Entries from a dataset ▸
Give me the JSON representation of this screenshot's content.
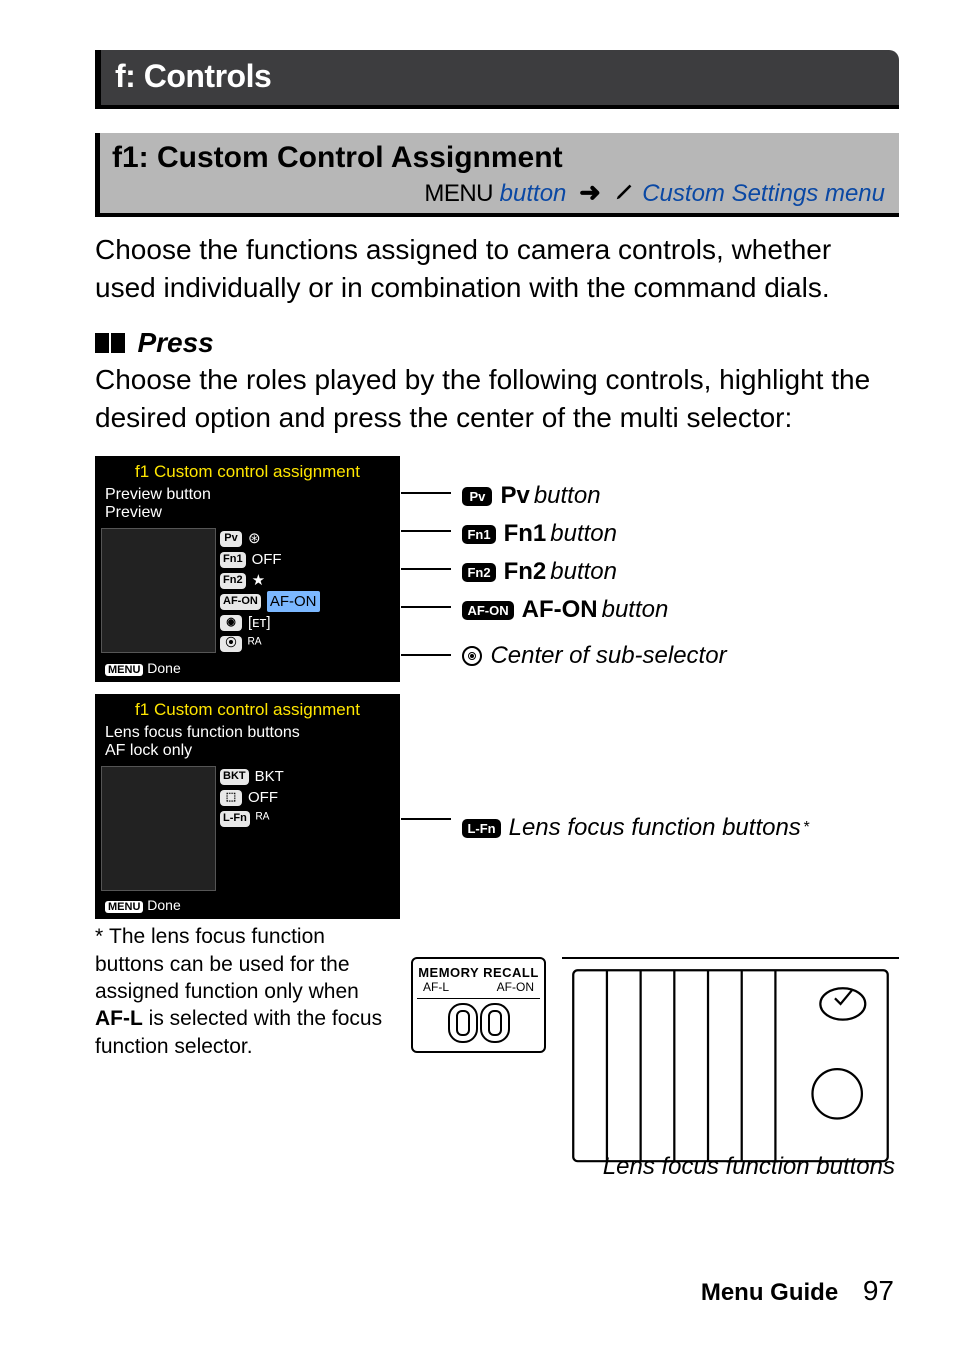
{
  "section_header": "f: Controls",
  "sub_header": {
    "title": "f1: Custom Control Assignment",
    "menu_word": "MENU",
    "button_word": "button",
    "arrow": "➜",
    "breadcrumb": "Custom Settings menu"
  },
  "intro": "Choose the functions assigned to camera controls, whether used individually or in combination with the command dials.",
  "press_heading": "Press",
  "press_body": "Choose the roles played by the following controls, highlight the desired option and press the center of the multi selector:",
  "screenshot1": {
    "title": "Custom control assignment",
    "prefix": "f1",
    "line1": "Preview button",
    "line2": "Preview",
    "rows": [
      {
        "badge": "Pv",
        "val": "⊛"
      },
      {
        "badge": "Fn1",
        "val": "OFF"
      },
      {
        "badge": "Fn2",
        "val": "★"
      },
      {
        "badge": "AF-ON",
        "val": "AF-ON"
      },
      {
        "badge": "◉",
        "val": "[ᴇᴛ]"
      },
      {
        "badge": "⦿",
        "val": "ᴿᴬ"
      }
    ],
    "done_pill": "MENU",
    "done_text": "Done"
  },
  "screenshot2": {
    "title": "Custom control assignment",
    "prefix": "f1",
    "line1": "Lens focus function buttons",
    "line2": "AF lock only",
    "rows": [
      {
        "badge": "BKT",
        "val": "BKT"
      },
      {
        "badge": "⬚",
        "val": "OFF"
      },
      {
        "badge": "L-Fn",
        "val": "ᴿᴬ"
      }
    ],
    "done_pill": "MENU",
    "done_text": "Done"
  },
  "callouts": {
    "pv": {
      "badge": "Pv",
      "bold": "Pv",
      "ital": "button"
    },
    "fn1": {
      "badge": "Fn1",
      "bold": "Fn1",
      "ital": "button"
    },
    "fn2": {
      "badge": "Fn2",
      "bold": "Fn2",
      "ital": "button"
    },
    "afon": {
      "badge": "AF-ON",
      "bold": "AF-ON",
      "ital": "button"
    },
    "center": {
      "ital": "Center of sub-selector"
    },
    "lensfn": {
      "badge": "L-Fn",
      "ital": "Lens focus function buttons",
      "sup": "*"
    }
  },
  "footnote": "The lens focus function buttons can be used for the assigned function only when AF-L is selected with the focus function selector.",
  "footnote_bold": "AF-L",
  "switch": {
    "top": "MEMORY RECALL",
    "left": "AF-L",
    "right": "AF-ON"
  },
  "lens_caption": "Lens focus function buttons",
  "footer": {
    "label": "Menu Guide",
    "page": "97"
  }
}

AIM ▸ Search the listing for the string "Choose". Copy each line where it turns up.

RESPONSE FOR THIS EXERCISE ▸
  "intro": "Choose the functions assigned to camera controls, whether used individually or in combination with the command dials.",
  "press_body": "Choose the roles played by the following controls, highlight the desired option and press the center of the multi selector:",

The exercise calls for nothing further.